**EXERCISE AIM**
Filter for the word "this" and keep each matching line.
-- Start RECORDS SUPPLIED --
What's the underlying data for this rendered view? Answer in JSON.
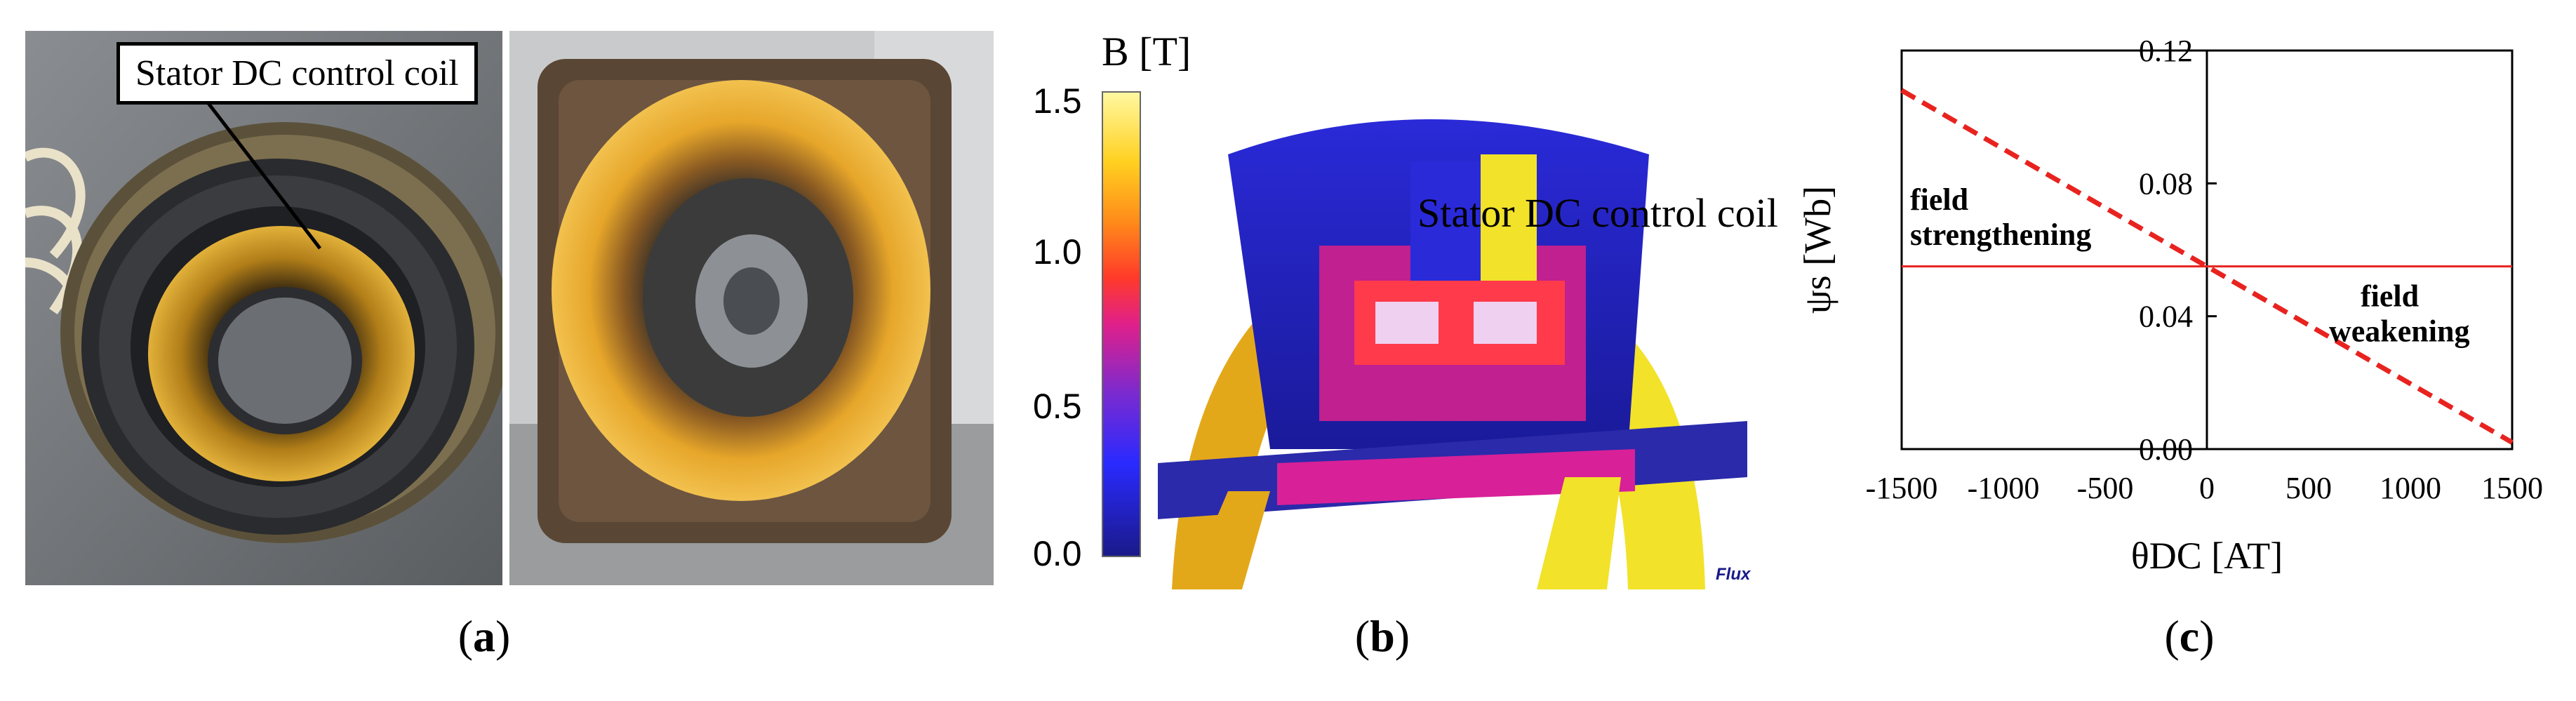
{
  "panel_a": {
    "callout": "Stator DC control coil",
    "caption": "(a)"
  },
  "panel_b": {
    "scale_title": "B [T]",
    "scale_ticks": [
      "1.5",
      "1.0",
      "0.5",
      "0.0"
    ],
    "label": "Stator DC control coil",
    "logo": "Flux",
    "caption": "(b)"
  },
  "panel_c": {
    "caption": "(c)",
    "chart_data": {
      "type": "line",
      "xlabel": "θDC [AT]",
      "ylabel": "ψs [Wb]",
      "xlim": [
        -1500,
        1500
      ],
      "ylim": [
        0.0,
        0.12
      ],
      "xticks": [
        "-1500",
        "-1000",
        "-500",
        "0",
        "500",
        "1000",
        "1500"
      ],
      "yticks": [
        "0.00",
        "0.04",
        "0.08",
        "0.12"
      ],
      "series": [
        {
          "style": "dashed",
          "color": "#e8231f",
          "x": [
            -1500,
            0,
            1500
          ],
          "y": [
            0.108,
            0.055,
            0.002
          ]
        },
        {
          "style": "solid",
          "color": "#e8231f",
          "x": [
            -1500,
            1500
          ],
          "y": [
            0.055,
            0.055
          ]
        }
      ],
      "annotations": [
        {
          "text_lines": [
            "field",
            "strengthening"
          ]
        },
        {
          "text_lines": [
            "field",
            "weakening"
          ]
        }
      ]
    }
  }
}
-- End RECORDS SUPPLIED --
-- Start RECORDS SUPPLIED --
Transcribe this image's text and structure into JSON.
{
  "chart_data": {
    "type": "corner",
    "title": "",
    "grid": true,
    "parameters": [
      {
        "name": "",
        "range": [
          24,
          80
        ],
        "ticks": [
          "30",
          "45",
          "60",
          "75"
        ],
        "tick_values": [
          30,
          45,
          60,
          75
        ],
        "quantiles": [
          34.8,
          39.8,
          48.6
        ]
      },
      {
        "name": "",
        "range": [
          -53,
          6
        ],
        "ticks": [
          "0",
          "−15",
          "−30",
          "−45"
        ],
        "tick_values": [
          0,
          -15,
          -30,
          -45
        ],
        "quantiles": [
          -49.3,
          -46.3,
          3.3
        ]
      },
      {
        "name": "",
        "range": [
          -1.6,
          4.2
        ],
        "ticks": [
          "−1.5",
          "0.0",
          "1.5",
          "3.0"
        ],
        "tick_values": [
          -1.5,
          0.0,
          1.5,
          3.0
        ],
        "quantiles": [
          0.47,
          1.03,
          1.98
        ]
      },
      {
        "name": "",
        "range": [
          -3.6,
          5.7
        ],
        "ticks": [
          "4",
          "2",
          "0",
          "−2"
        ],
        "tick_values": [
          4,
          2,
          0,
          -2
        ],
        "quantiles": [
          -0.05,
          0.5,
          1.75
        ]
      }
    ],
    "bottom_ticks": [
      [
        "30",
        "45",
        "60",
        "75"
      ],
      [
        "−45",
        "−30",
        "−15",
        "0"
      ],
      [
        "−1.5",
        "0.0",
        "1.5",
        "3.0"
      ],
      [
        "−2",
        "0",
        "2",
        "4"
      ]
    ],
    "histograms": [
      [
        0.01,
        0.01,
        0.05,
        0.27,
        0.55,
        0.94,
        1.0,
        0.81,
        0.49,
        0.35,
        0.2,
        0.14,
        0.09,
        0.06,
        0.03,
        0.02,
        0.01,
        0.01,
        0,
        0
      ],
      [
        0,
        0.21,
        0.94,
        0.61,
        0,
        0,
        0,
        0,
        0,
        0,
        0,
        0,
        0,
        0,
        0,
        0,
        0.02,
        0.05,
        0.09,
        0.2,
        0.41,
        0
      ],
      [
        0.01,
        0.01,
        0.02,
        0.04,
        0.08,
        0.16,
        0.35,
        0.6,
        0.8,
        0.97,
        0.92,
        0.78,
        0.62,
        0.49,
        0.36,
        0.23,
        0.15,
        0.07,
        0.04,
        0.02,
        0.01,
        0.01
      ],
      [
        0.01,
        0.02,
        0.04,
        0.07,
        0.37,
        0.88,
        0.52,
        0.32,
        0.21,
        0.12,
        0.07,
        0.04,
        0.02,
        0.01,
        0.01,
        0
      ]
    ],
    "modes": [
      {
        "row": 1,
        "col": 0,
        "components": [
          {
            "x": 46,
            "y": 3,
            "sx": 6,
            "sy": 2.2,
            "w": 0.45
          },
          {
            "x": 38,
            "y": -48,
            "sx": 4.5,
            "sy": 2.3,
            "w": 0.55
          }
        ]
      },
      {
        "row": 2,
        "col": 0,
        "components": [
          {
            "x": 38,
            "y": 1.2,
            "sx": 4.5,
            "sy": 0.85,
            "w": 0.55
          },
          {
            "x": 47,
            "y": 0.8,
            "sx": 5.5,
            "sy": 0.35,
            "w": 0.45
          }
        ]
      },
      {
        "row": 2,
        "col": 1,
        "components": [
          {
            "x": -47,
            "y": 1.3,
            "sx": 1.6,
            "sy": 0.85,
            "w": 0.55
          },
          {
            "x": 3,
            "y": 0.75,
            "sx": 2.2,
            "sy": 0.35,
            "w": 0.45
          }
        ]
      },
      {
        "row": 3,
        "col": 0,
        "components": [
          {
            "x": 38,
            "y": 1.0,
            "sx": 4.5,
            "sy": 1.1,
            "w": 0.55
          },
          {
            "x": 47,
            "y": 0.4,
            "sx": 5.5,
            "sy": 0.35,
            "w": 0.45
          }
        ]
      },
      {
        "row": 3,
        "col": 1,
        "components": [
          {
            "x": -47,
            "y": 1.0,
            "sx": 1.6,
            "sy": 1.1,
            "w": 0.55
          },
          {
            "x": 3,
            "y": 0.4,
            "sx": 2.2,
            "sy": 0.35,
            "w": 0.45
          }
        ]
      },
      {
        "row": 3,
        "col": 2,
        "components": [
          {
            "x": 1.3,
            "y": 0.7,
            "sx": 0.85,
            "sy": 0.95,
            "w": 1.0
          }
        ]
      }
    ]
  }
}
-- End RECORDS SUPPLIED --
**FINISHED EXERCISE**
What's the underlying data for this rendered view? Answer in JSON.
Transcribe this image's text and structure into JSON.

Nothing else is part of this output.